### Task description
Return the count of lines that hold the string "problem", with no other words.

### Supplied entries
———
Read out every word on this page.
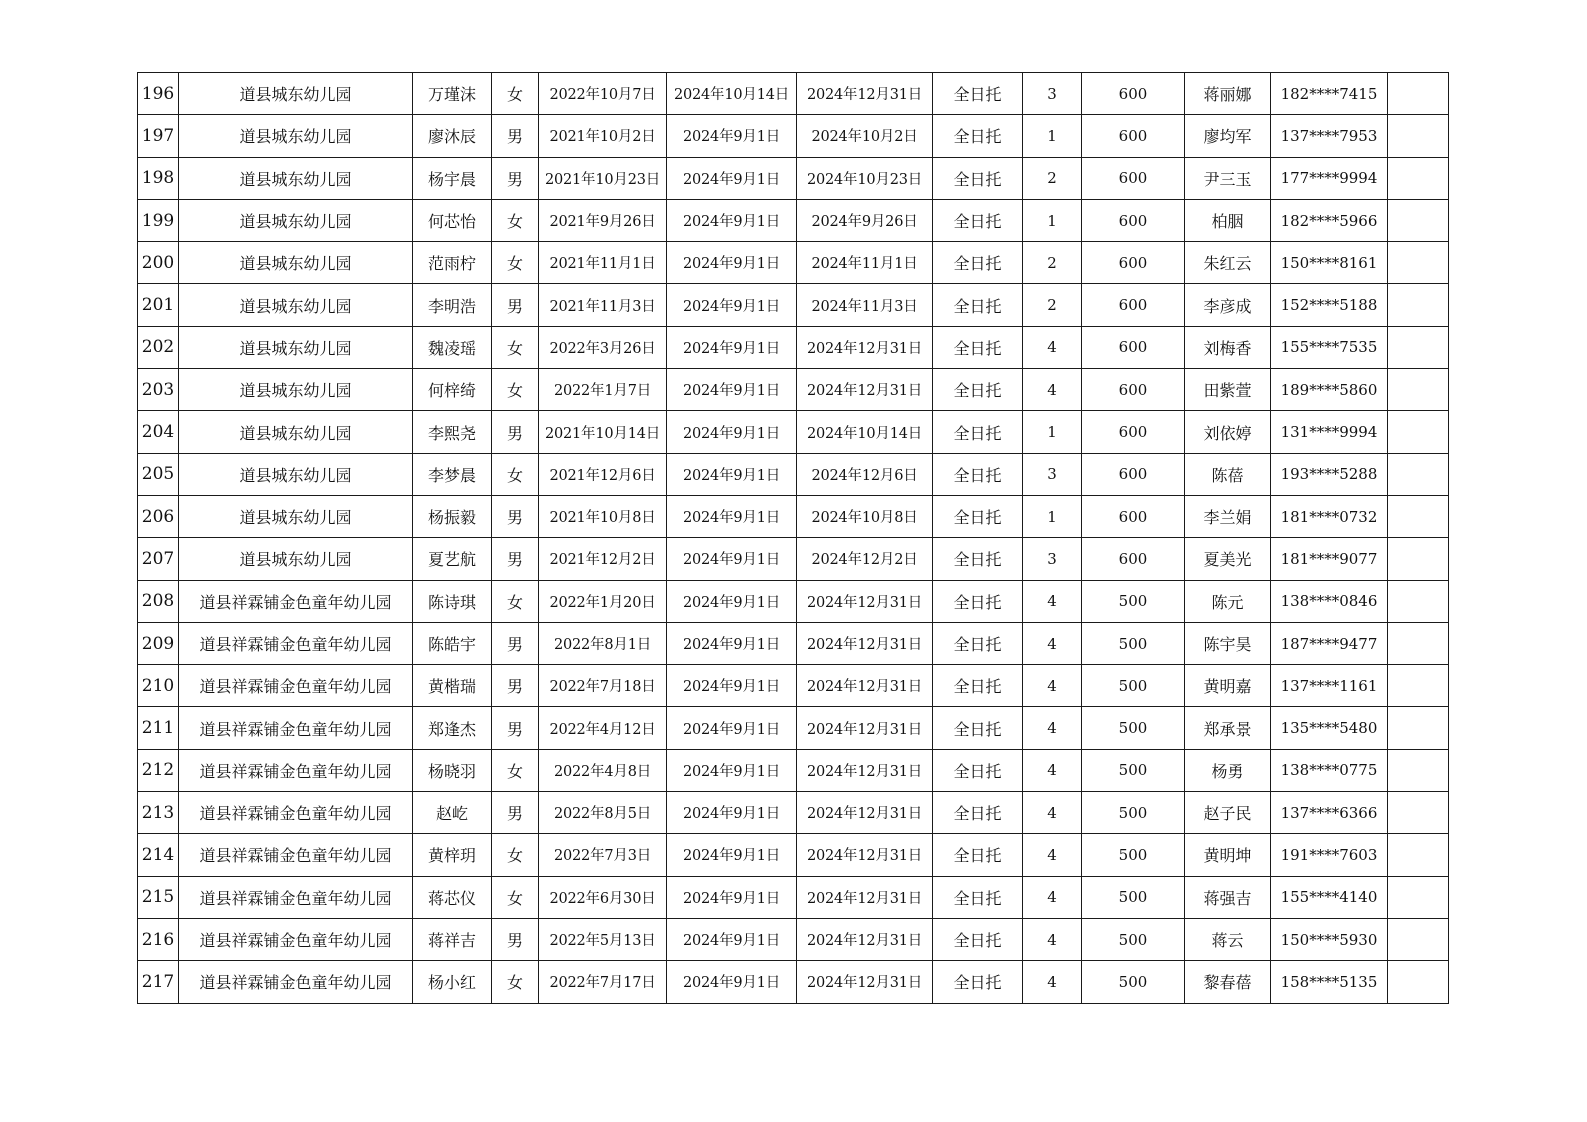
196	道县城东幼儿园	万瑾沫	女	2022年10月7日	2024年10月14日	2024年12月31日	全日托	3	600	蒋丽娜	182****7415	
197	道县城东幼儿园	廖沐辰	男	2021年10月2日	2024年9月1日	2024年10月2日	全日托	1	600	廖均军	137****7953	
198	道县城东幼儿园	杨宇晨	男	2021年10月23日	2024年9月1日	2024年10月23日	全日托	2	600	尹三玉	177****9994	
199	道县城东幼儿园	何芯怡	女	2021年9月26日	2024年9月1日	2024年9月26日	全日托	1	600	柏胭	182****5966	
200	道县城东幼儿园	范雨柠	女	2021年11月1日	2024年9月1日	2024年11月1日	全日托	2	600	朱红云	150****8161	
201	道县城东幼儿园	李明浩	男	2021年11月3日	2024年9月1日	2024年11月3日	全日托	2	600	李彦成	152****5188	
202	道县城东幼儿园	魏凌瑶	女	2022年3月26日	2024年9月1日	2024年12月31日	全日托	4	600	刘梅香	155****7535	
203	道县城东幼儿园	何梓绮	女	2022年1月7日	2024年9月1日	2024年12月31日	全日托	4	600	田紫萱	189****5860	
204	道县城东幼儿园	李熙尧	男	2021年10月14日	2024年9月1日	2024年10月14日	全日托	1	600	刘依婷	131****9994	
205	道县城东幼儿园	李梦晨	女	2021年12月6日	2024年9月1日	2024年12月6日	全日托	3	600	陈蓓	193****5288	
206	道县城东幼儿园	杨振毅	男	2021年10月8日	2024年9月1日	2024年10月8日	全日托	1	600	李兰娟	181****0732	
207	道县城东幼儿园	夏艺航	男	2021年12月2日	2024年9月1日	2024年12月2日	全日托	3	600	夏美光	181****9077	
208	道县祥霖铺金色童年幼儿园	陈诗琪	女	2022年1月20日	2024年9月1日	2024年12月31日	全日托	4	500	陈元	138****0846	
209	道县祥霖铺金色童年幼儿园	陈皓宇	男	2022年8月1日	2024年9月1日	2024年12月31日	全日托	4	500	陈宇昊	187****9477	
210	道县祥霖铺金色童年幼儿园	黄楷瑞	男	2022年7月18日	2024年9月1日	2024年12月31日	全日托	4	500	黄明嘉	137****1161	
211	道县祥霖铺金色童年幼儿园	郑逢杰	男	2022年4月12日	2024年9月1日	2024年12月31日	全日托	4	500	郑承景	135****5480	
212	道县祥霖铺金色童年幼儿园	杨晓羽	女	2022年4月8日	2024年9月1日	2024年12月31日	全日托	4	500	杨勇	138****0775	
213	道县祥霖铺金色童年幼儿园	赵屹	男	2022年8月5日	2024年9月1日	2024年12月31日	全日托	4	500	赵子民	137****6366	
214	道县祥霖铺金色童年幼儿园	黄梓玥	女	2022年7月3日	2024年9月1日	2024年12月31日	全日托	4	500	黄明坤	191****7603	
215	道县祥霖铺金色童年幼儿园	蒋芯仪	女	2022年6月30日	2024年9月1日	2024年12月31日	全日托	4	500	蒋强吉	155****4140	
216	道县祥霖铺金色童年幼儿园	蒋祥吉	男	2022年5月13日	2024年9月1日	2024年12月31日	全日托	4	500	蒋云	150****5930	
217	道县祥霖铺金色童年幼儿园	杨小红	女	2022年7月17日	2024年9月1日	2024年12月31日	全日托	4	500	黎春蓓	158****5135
———
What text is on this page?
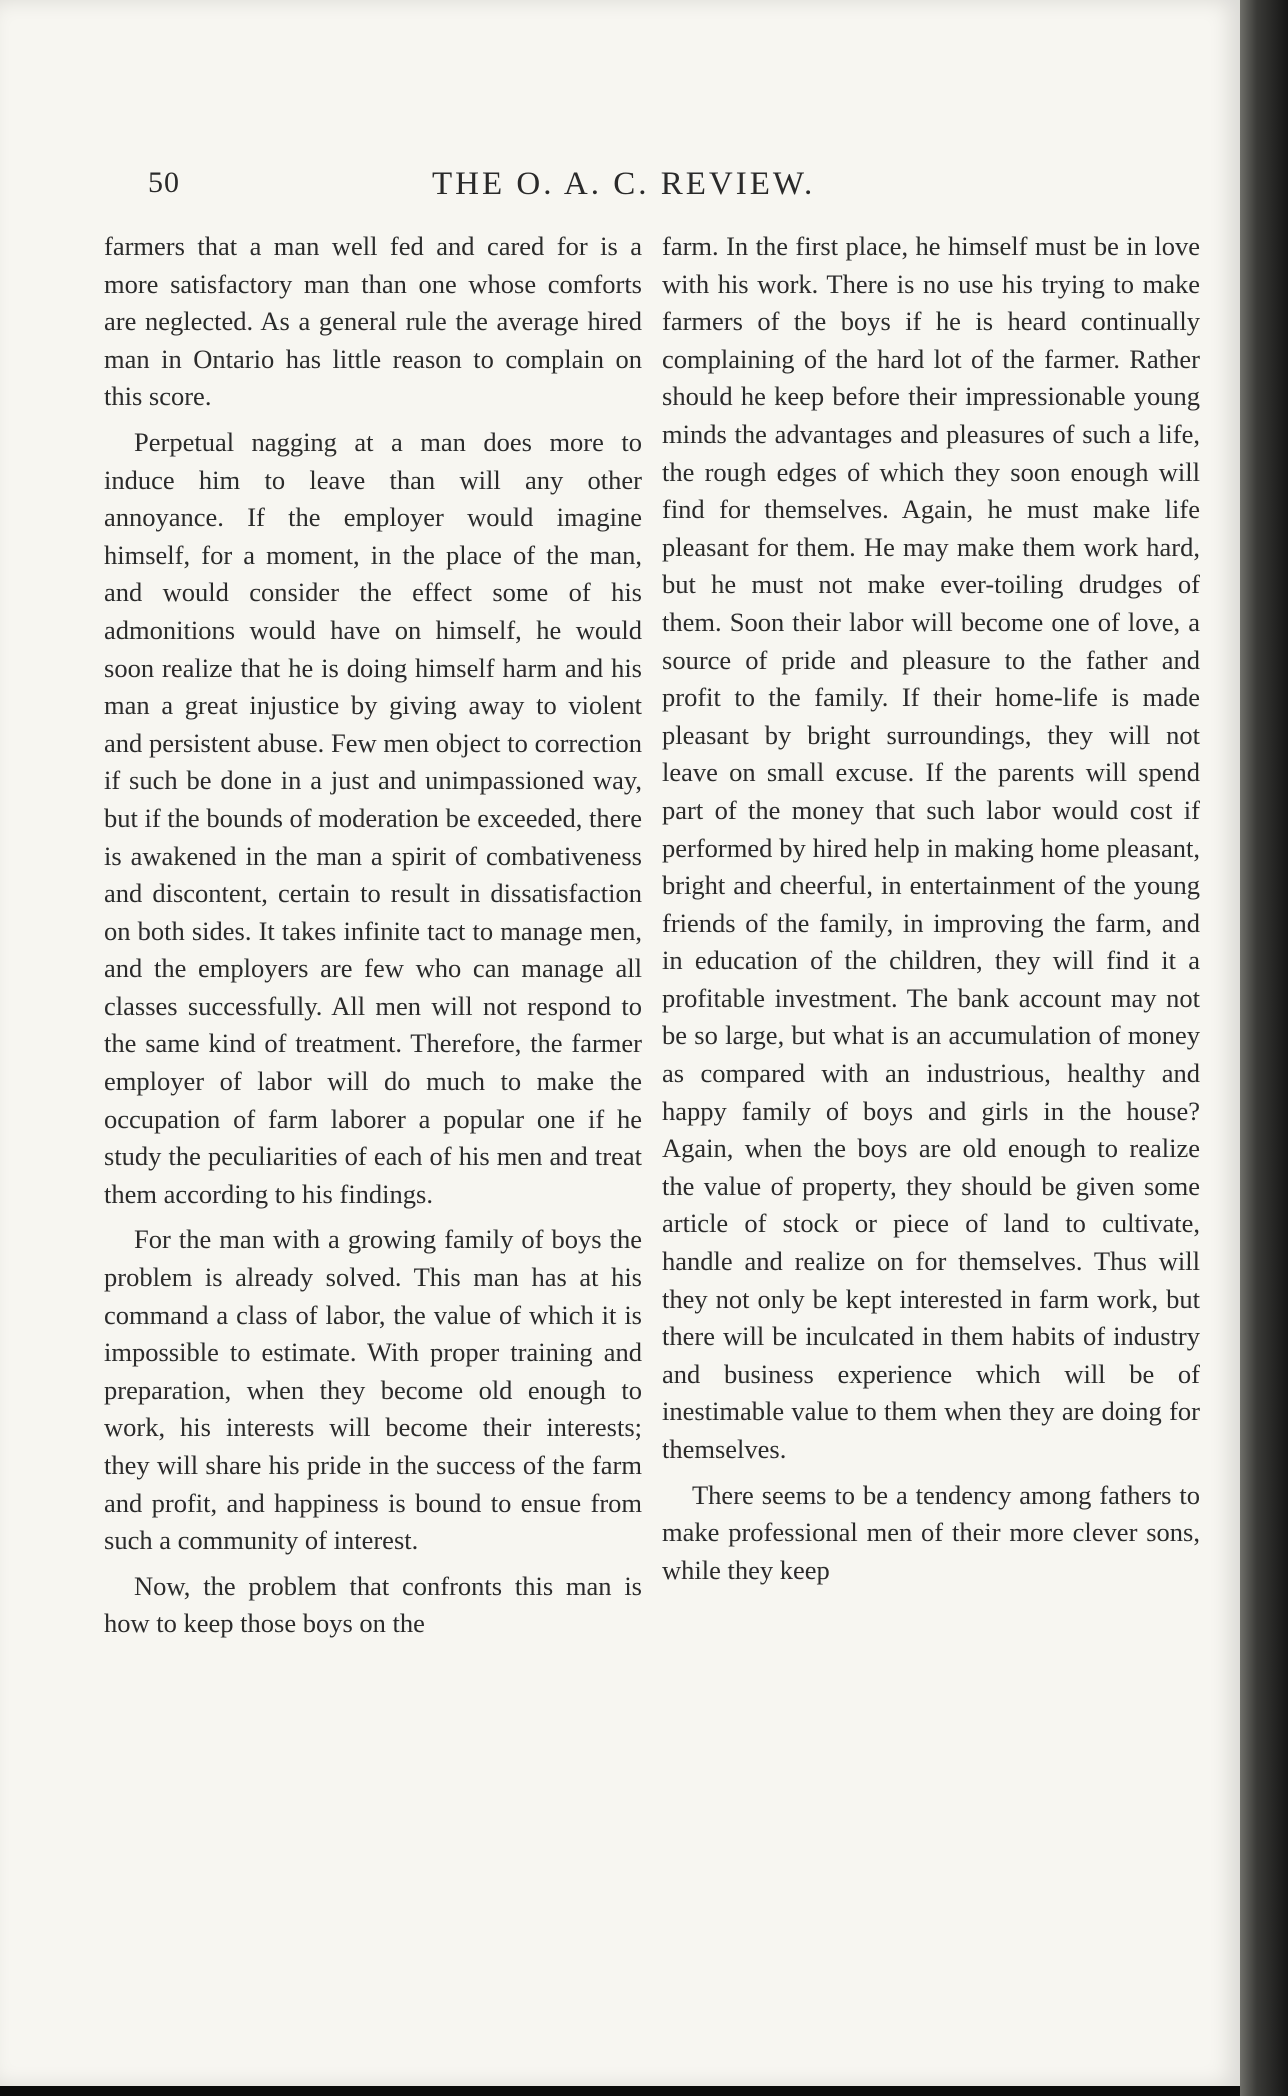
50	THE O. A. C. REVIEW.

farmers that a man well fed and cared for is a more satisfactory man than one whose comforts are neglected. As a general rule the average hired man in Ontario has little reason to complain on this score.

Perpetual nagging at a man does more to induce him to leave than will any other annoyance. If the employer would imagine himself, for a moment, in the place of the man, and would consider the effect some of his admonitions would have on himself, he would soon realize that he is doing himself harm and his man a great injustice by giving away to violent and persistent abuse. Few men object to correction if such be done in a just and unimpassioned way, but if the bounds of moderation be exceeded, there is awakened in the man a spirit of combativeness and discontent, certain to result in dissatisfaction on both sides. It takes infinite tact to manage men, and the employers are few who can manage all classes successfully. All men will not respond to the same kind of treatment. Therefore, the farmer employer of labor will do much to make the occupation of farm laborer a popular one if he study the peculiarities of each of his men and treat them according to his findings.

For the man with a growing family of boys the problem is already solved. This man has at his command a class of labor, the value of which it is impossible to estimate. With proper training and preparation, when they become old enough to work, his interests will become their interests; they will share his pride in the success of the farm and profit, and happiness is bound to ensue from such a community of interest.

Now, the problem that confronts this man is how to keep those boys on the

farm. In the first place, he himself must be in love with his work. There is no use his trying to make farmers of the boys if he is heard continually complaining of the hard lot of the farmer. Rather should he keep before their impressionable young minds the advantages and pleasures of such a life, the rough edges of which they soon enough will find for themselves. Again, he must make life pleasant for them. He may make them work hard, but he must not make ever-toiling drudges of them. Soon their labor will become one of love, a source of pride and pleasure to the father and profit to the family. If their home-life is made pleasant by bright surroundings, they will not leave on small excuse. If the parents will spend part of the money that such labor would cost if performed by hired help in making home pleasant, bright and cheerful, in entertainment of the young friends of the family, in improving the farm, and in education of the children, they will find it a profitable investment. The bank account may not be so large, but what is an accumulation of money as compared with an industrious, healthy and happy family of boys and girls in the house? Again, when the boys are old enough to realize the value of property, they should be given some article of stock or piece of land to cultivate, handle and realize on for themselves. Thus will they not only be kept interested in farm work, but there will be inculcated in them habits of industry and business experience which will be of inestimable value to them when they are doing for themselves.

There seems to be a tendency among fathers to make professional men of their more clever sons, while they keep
———
### Result of the exercise
2